What you have to do:
All material below is to be reproduced exactly.
■ ■ ■ ■ ■ ■ ■
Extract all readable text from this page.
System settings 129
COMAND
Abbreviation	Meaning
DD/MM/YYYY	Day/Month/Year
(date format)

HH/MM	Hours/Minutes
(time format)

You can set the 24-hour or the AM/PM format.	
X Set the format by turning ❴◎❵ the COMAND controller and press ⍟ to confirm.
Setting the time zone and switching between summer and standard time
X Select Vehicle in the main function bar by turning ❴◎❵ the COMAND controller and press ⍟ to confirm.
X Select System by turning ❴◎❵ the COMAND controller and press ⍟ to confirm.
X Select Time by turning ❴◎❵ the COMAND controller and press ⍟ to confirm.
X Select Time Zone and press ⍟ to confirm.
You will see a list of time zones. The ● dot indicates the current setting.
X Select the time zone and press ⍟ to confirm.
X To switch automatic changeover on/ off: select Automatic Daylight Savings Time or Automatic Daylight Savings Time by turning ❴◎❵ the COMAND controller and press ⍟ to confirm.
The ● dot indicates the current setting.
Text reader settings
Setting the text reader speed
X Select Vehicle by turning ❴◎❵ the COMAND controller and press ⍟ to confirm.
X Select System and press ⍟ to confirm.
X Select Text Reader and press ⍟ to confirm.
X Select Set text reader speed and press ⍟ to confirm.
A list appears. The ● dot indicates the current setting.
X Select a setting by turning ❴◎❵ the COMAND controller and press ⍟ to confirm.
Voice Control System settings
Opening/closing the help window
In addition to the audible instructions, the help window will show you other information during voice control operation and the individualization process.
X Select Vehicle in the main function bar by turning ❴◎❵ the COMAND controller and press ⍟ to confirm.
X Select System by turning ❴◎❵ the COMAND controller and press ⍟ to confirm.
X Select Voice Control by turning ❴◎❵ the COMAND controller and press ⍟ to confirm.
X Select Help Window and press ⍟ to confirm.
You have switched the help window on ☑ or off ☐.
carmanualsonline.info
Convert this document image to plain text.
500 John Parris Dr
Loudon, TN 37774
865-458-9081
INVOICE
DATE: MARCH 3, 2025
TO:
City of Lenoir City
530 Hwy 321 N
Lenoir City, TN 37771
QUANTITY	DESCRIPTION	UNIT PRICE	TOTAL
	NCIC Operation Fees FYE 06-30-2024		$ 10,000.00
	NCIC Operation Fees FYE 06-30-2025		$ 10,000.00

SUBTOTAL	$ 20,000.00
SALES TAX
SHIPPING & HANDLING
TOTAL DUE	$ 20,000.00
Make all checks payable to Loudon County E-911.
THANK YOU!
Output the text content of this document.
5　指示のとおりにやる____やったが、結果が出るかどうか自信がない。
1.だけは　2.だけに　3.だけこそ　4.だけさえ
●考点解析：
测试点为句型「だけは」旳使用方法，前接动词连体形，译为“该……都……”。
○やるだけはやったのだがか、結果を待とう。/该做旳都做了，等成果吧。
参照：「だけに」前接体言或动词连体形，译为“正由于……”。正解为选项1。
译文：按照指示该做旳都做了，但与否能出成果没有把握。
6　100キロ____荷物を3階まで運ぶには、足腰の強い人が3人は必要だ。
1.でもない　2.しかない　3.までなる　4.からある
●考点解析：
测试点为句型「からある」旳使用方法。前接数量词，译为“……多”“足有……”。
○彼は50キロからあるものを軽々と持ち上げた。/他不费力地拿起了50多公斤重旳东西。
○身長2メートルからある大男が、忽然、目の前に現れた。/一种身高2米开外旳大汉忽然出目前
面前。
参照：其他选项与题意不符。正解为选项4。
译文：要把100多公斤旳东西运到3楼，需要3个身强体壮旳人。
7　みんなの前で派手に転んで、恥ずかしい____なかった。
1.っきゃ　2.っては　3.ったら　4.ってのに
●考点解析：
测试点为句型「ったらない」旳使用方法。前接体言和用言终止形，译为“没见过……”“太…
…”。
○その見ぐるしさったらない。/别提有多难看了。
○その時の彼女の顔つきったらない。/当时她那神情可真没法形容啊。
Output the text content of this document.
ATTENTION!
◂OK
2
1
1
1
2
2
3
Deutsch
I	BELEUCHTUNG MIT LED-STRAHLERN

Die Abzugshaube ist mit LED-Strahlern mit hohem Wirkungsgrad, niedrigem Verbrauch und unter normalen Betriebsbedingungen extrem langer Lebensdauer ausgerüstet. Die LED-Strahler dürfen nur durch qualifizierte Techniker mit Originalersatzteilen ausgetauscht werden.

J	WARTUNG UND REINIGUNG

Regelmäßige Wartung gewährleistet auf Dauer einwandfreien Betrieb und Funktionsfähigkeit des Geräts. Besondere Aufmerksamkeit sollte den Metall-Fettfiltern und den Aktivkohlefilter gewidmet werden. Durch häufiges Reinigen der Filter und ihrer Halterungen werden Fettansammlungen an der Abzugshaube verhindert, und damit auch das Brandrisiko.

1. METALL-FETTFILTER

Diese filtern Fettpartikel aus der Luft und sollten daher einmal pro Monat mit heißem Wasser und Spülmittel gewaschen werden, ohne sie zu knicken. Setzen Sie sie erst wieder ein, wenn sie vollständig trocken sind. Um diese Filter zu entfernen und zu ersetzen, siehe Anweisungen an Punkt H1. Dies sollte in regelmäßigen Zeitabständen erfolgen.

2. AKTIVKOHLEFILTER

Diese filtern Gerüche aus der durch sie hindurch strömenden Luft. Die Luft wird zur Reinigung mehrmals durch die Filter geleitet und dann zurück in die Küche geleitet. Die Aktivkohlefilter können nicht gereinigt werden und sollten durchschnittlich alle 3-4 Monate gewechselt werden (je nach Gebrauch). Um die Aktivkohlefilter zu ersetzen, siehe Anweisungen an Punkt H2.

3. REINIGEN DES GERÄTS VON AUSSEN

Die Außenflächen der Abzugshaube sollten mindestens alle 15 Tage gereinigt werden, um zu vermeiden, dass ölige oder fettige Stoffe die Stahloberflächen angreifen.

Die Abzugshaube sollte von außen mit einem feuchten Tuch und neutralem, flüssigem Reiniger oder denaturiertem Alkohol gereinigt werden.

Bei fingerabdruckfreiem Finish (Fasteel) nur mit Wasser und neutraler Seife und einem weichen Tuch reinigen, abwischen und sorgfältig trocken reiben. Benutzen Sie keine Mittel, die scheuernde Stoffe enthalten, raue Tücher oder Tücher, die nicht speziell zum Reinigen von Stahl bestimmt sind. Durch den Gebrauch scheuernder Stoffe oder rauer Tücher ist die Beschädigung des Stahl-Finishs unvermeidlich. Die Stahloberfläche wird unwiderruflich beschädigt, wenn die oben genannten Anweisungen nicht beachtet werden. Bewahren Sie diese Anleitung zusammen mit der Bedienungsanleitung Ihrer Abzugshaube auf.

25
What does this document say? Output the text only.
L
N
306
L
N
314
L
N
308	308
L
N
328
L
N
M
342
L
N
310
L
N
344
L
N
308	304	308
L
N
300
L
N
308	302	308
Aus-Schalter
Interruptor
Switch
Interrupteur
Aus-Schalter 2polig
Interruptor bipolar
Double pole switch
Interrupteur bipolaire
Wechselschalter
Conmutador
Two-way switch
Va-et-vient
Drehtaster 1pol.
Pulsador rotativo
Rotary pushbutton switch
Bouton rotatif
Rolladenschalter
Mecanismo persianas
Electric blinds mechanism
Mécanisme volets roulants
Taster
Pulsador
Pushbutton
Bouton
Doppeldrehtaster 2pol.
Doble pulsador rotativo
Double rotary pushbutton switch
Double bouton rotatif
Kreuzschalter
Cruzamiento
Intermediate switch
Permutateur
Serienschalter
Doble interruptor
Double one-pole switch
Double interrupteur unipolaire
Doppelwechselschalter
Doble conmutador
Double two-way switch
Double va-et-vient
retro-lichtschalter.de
■ ■ ■ ■ ■ ■ ■
Complete answer:
Extract all readable text from this page.
System settings 129
COMAND
Abbreviation	Meaning
DD/MM/YYYY	Day/Month/Year
(date format)

HH/MM	Hours/Minutes
(time format)

You can set the 24-hour or the AM/PM format.	
X Set the format by turning ❴◎❵ the COMAND controller and press ⍟ to confirm.
Setting the time zone and switching between summer and standard time
X Select Vehicle in the main function bar by turning ❴◎❵ the COMAND controller and press ⍟ to confirm.
X Select System by turning ❴◎❵ the COMAND controller and press ⍟ to confirm.
X Select Time by turning ❴◎❵ the COMAND controller and press ⍟ to confirm.
X Select Time Zone and press ⍟ to confirm.
You will see a list of time zones. The ● dot indicates the current setting.
X Select the time zone and press ⍟ to confirm.
X To switch automatic changeover on/ off: select Automatic Daylight Savings Time or Automatic Daylight Savings Time by turning ❴◎❵ the COMAND controller and press ⍟ to confirm.
The ● dot indicates the current setting.
Text reader settings
Setting the text reader speed
X Select Vehicle by turning ❴◎❵ the COMAND controller and press ⍟ to confirm.
X Select System and press ⍟ to confirm.
X Select Text Reader and press ⍟ to confirm.
X Select Set text reader speed and press ⍟ to confirm.
A list appears. The ● dot indicates the current setting.
X Select a setting by turning ❴◎❵ the COMAND controller and press ⍟ to confirm.
Voice Control System settings
Opening/closing the help window
In addition to the audible instructions, the help window will show you other information during voice control operation and the individualization process.
X Select Vehicle in the main function bar by turning ❴◎❵ the COMAND controller and press ⍟ to confirm.
X Select System by turning ❴◎❵ the COMAND controller and press ⍟ to confirm.
X Select Voice Control by turning ❴◎❵ the COMAND controller and press ⍟ to confirm.
X Select Help Window and press ⍟ to confirm.
You have switched the help window on ☑ or off ☐.
carmanualsonline.info
Convert this document image to plain text.
500 John Parris Dr
Loudon, TN 37774
865-458-9081
INVOICE
DATE: MARCH 3, 2025
TO:
City of Lenoir City
530 Hwy 321 N
Lenoir City, TN 37771
QUANTITY	DESCRIPTION	UNIT PRICE	TOTAL
	NCIC Operation Fees FYE 06-30-2024		$ 10,000.00
	NCIC Operation Fees FYE 06-30-2025		$ 10,000.00

SUBTOTAL	$ 20,000.00
SALES TAX
SHIPPING & HANDLING
TOTAL DUE	$ 20,000.00
Make all checks payable to Loudon County E-911.
THANK YOU!
Output the text content of this document.
5　指示のとおりにやる____やったが、結果が出るかどうか自信がない。
1.だけは　2.だけに　3.だけこそ　4.だけさえ
●考点解析：
测试点为句型「だけは」旳使用方法，前接动词连体形，译为“该……都……”。
○やるだけはやったのだがか、結果を待とう。/该做旳都做了，等成果吧。
参照：「だけに」前接体言或动词连体形，译为“正由于……”。正解为选项1。
译文：按照指示该做旳都做了，但与否能出成果没有把握。
6　100キロ____荷物を3階まで運ぶには、足腰の強い人が3人は必要だ。
1.でもない　2.しかない　3.までなる　4.からある
●考点解析：
测试点为句型「からある」旳使用方法。前接数量词，译为“……多”“足有……”。
○彼は50キロからあるものを軽々と持ち上げた。/他不费力地拿起了50多公斤重旳东西。
○身長2メートルからある大男が、忽然、目の前に現れた。/一种身高2米开外旳大汉忽然出目前
面前。
参照：其他选项与题意不符。正解为选项4。
译文：要把100多公斤旳东西运到3楼，需要3个身强体壮旳人。
7　みんなの前で派手に転んで、恥ずかしい____なかった。
1.っきゃ　2.っては　3.ったら　4.ってのに
●考点解析：
测试点为句型「ったらない」旳使用方法。前接体言和用言终止形，译为“没见过……”“太…
…”。
○その見ぐるしさったらない。/别提有多难看了。
○その時の彼女の顔つきったらない。/当时她那神情可真没法形容啊。
Output the text content of this document.
ATTENTION!
◂OK
2
1
1
1
2
2
3
Deutsch
I	BELEUCHTUNG MIT LED-STRAHLERN

Die Abzugshaube ist mit LED-Strahlern mit hohem Wirkungsgrad, niedrigem Verbrauch und unter normalen Betriebsbedingungen extrem langer Lebensdauer ausgerüstet. Die LED-Strahler dürfen nur durch qualifizierte Techniker mit Originalersatzteilen ausgetauscht werden.

J	WARTUNG UND REINIGUNG

Regelmäßige Wartung gewährleistet auf Dauer einwandfreien Betrieb und Funktionsfähigkeit des Geräts. Besondere Aufmerksamkeit sollte den Metall-Fettfiltern und den Aktivkohlefilter gewidmet werden. Durch häufiges Reinigen der Filter und ihrer Halterungen werden Fettansammlungen an der Abzugshaube verhindert, und damit auch das Brandrisiko.

1. METALL-FETTFILTER

Diese filtern Fettpartikel aus der Luft und sollten daher einmal pro Monat mit heißem Wasser und Spülmittel gewaschen werden, ohne sie zu knicken. Setzen Sie sie erst wieder ein, wenn sie vollständig trocken sind. Um diese Filter zu entfernen und zu ersetzen, siehe Anweisungen an Punkt H1. Dies sollte in regelmäßigen Zeitabständen erfolgen.

2. AKTIVKOHLEFILTER

Diese filtern Gerüche aus der durch sie hindurch strömenden Luft. Die Luft wird zur Reinigung mehrmals durch die Filter geleitet und dann zurück in die Küche geleitet. Die Aktivkohlefilter können nicht gereinigt werden und sollten durchschnittlich alle 3-4 Monate gewechselt werden (je nach Gebrauch). Um die Aktivkohlefilter zu ersetzen, siehe Anweisungen an Punkt H2.

3. REINIGEN DES GERÄTS VON AUSSEN

Die Außenflächen der Abzugshaube sollten mindestens alle 15 Tage gereinigt werden, um zu vermeiden, dass ölige oder fettige Stoffe die Stahloberflächen angreifen.

Die Abzugshaube sollte von außen mit einem feuchten Tuch und neutralem, flüssigem Reiniger oder denaturiertem Alkohol gereinigt werden.

Bei fingerabdruckfreiem Finish (Fasteel) nur mit Wasser und neutraler Seife und einem weichen Tuch reinigen, abwischen und sorgfältig trocken reiben. Benutzen Sie keine Mittel, die scheuernde Stoffe enthalten, raue Tücher oder Tücher, die nicht speziell zum Reinigen von Stahl bestimmt sind. Durch den Gebrauch scheuernder Stoffe oder rauer Tücher ist die Beschädigung des Stahl-Finishs unvermeidlich. Die Stahloberfläche wird unwiderruflich beschädigt, wenn die oben genannten Anweisungen nicht beachtet werden. Bewahren Sie diese Anleitung zusammen mit der Bedienungsanleitung Ihrer Abzugshaube auf.

25
What does this document say? Output the text only.
L
N
306
L
N
314
L
N
308	308
L
N
328
L
N
M
342
L
N
310
L
N
344
L
N
308	304	308
L
N
300
L
N
308	302	308
Aus-Schalter
Interruptor
Switch
Interrupteur
Aus-Schalter 2polig
Interruptor bipolar
Double pole switch
Interrupteur bipolaire
Wechselschalter
Conmutador
Two-way switch
Va-et-vient
Drehtaster 1pol.
Pulsador rotativo
Rotary pushbutton switch
Bouton rotatif
Rolladenschalter
Mecanismo persianas
Electric blinds mechanism
Mécanisme volets roulants
Taster
Pulsador
Pushbutton
Bouton
Doppeldrehtaster 2pol.
Doble pulsador rotativo
Double rotary pushbutton switch
Double bouton rotatif
Kreuzschalter
Cruzamiento
Intermediate switch
Permutateur
Serienschalter
Doble interruptor
Double one-pole switch
Double interrupteur unipolaire
Doppelwechselschalter
Doble conmutador
Double two-way switch
Double va-et-vient
retro-lichtschalter.de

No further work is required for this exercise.